> **Task inputs**:
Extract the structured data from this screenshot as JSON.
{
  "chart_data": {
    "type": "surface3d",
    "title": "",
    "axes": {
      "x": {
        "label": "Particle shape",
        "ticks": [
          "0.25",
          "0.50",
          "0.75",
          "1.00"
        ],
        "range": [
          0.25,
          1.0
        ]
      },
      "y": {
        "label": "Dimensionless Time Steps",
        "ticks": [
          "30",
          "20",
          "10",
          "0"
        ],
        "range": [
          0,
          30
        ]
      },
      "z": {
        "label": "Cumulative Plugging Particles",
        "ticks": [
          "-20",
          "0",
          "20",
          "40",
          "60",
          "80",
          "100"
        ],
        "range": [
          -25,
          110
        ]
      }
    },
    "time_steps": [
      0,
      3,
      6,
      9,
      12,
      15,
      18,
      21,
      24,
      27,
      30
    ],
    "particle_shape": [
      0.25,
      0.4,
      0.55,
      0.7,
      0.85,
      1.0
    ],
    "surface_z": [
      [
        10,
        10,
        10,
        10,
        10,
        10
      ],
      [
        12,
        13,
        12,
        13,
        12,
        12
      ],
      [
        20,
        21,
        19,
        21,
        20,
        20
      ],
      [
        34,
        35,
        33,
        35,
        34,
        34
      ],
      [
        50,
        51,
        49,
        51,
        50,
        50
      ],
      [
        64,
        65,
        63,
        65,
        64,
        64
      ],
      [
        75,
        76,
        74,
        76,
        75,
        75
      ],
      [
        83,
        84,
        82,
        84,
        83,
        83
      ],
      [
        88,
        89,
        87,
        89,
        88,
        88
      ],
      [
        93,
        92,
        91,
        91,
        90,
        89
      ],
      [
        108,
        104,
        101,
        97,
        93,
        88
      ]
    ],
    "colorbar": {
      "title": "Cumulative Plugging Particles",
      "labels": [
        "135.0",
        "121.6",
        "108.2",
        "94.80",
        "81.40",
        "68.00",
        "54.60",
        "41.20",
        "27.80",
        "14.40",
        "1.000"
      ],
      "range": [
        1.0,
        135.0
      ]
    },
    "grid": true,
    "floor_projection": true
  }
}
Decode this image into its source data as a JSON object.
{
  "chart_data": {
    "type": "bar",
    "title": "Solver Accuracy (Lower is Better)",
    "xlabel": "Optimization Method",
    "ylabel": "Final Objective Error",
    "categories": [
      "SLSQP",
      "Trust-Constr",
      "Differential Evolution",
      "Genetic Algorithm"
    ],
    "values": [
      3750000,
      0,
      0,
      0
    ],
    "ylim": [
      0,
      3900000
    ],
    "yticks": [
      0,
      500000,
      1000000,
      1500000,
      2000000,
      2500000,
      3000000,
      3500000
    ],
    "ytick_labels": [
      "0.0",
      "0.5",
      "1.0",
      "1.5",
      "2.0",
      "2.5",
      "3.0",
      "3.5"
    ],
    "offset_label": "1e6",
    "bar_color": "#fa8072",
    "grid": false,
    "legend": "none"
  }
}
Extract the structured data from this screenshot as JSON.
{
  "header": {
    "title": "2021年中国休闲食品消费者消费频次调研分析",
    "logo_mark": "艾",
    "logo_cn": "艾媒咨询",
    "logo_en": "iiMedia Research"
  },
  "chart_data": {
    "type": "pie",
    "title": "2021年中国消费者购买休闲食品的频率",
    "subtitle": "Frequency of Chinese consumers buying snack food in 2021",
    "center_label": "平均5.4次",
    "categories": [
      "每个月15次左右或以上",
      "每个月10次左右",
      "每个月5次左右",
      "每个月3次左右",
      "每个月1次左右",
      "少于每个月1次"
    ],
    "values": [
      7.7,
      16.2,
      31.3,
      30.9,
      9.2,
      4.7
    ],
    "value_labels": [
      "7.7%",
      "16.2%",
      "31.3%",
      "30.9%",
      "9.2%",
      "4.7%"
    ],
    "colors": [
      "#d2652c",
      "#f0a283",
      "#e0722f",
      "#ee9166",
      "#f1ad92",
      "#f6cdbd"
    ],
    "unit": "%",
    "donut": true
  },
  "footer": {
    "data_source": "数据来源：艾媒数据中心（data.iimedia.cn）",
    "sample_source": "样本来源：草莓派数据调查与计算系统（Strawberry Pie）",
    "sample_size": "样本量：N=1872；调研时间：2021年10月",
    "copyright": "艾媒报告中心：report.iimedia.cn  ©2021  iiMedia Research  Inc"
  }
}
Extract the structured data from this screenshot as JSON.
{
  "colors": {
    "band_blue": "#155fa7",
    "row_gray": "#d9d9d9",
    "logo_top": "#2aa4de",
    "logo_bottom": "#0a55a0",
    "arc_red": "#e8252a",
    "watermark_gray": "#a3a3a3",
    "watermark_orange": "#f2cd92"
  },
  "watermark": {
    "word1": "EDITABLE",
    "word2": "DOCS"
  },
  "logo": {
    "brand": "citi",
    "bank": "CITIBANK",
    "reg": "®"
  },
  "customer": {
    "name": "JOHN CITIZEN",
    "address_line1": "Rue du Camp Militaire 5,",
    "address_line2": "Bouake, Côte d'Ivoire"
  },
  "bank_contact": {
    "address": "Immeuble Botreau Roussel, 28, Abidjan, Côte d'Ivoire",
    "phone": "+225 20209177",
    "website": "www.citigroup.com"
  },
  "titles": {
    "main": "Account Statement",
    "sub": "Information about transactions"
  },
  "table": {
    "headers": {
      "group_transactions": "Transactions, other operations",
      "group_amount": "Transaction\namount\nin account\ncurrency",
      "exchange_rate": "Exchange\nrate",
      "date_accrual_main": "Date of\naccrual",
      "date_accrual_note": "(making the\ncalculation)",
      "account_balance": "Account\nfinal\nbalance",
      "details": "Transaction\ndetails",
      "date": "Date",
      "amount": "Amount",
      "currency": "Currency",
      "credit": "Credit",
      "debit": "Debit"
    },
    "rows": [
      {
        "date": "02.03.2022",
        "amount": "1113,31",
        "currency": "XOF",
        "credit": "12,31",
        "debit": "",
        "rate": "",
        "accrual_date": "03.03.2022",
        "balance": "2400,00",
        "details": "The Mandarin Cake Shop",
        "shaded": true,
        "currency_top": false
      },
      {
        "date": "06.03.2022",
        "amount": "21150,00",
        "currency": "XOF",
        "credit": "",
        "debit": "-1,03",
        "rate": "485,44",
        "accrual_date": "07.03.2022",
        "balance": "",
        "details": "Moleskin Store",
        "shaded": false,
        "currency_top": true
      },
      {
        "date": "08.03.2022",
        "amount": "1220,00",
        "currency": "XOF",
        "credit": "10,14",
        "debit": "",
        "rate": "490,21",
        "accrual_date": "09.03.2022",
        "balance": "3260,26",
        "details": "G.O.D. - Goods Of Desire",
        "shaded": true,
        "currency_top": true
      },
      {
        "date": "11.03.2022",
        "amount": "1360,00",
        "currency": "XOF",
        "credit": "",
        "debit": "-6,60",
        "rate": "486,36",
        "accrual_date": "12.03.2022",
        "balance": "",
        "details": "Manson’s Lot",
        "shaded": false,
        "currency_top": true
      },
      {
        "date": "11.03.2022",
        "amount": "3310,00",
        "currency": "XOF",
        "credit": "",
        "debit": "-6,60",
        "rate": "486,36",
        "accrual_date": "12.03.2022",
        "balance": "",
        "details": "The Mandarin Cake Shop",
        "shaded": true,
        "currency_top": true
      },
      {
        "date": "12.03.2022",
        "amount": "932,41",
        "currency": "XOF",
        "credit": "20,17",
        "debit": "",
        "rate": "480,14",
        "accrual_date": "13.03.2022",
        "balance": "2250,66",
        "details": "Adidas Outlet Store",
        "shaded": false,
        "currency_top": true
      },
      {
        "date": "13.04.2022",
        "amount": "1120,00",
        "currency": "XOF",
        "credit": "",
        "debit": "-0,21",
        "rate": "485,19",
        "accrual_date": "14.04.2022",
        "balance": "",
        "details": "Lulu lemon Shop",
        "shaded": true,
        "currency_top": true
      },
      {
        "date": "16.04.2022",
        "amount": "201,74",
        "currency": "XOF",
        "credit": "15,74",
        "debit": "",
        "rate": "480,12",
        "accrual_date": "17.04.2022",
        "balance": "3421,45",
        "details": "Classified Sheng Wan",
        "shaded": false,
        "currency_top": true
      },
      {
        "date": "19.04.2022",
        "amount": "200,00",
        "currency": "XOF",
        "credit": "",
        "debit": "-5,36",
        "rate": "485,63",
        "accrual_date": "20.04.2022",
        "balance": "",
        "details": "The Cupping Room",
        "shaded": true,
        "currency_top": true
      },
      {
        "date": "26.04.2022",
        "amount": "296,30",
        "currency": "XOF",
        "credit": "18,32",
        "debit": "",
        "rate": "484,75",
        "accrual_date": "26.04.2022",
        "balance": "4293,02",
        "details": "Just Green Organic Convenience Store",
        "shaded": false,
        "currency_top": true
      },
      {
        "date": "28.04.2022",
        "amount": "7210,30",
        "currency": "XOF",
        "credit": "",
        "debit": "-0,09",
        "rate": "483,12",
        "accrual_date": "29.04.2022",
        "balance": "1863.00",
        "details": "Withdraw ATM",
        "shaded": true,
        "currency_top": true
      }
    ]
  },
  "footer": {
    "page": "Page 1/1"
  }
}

> **Instructions to follow**: Locate all lines in the listing above with the word "details". Copy them.

> **Answer in full**:
      "details": "Transaction\ndetails",
        "details": "The Mandarin Cake Shop",
        "details": "Moleskin Store",
        "details": "G.O.D. - Goods Of Desire",
        "details": "Manson’s Lot",
        "details": "The Mandarin Cake Shop",
        "details": "Adidas Outlet Store",
        "details": "Lulu lemon Shop",
        "details": "Classified Sheng Wan",
        "details": "The Cupping Room",
        "details": "Just Green Organic Convenience Store",
        "details": "Withdraw ATM",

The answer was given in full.